**PROVIDED ENTRIES:**
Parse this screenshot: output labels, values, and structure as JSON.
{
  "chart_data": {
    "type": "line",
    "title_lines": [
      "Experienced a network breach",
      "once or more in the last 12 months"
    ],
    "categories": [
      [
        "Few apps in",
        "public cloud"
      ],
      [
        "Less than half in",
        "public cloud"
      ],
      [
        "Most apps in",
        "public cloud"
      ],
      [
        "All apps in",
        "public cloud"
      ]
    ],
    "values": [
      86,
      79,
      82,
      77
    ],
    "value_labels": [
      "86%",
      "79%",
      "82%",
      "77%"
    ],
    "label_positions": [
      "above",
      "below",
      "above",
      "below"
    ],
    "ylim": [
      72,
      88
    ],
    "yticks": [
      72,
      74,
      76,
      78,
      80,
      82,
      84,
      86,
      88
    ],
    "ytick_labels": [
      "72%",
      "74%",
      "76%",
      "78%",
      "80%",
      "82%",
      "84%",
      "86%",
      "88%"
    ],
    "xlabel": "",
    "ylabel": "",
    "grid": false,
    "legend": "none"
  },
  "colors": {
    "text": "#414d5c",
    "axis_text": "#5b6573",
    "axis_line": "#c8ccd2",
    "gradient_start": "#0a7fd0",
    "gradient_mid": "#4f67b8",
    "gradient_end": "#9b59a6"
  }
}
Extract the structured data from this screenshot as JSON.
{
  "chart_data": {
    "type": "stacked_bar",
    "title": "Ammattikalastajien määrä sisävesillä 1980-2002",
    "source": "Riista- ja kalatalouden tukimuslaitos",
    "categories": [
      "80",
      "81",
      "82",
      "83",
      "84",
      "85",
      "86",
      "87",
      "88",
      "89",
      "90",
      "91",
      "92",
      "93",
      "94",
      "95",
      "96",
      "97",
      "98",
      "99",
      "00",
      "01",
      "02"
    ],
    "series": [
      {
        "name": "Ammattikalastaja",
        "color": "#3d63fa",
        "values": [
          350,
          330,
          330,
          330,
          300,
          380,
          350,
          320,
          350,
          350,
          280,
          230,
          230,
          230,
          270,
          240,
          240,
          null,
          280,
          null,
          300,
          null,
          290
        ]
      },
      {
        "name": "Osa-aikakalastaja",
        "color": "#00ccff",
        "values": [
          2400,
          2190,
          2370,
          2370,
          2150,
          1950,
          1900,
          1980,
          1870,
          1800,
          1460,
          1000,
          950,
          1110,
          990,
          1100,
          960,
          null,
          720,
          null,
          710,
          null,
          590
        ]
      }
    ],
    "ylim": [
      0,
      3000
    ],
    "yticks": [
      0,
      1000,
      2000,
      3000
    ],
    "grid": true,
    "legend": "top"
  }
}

**PROBLEM TO WORK ON:**
Please reproduce each record precisely as written.

**CORRECT ANSWER:**
Parse this screenshot: output labels, values, and structure as JSON.
{
  "chart_data": {
    "type": "line",
    "title_lines": [
      "Experienced a network breach",
      "once or more in the last 12 months"
    ],
    "categories": [
      [
        "Few apps in",
        "public cloud"
      ],
      [
        "Less than half in",
        "public cloud"
      ],
      [
        "Most apps in",
        "public cloud"
      ],
      [
        "All apps in",
        "public cloud"
      ]
    ],
    "values": [
      86,
      79,
      82,
      77
    ],
    "value_labels": [
      "86%",
      "79%",
      "82%",
      "77%"
    ],
    "label_positions": [
      "above",
      "below",
      "above",
      "below"
    ],
    "ylim": [
      72,
      88
    ],
    "yticks": [
      72,
      74,
      76,
      78,
      80,
      82,
      84,
      86,
      88
    ],
    "ytick_labels": [
      "72%",
      "74%",
      "76%",
      "78%",
      "80%",
      "82%",
      "84%",
      "86%",
      "88%"
    ],
    "xlabel": "",
    "ylabel": "",
    "grid": false,
    "legend": "none"
  },
  "colors": {
    "text": "#414d5c",
    "axis_text": "#5b6573",
    "axis_line": "#c8ccd2",
    "gradient_start": "#0a7fd0",
    "gradient_mid": "#4f67b8",
    "gradient_end": "#9b59a6"
  }
}
Extract the structured data from this screenshot as JSON.
{
  "chart_data": {
    "type": "stacked_bar",
    "title": "Ammattikalastajien määrä sisävesillä 1980-2002",
    "source": "Riista- ja kalatalouden tukimuslaitos",
    "categories": [
      "80",
      "81",
      "82",
      "83",
      "84",
      "85",
      "86",
      "87",
      "88",
      "89",
      "90",
      "91",
      "92",
      "93",
      "94",
      "95",
      "96",
      "97",
      "98",
      "99",
      "00",
      "01",
      "02"
    ],
    "series": [
      {
        "name": "Ammattikalastaja",
        "color": "#3d63fa",
        "values": [
          350,
          330,
          330,
          330,
          300,
          380,
          350,
          320,
          350,
          350,
          280,
          230,
          230,
          230,
          270,
          240,
          240,
          null,
          280,
          null,
          300,
          null,
          290
        ]
      },
      {
        "name": "Osa-aikakalastaja",
        "color": "#00ccff",
        "values": [
          2400,
          2190,
          2370,
          2370,
          2150,
          1950,
          1900,
          1980,
          1870,
          1800,
          1460,
          1000,
          950,
          1110,
          990,
          1100,
          960,
          null,
          720,
          null,
          710,
          null,
          590
        ]
      }
    ],
    "ylim": [
      0,
      3000
    ],
    "yticks": [
      0,
      1000,
      2000,
      3000
    ],
    "grid": true,
    "legend": "top"
  }
}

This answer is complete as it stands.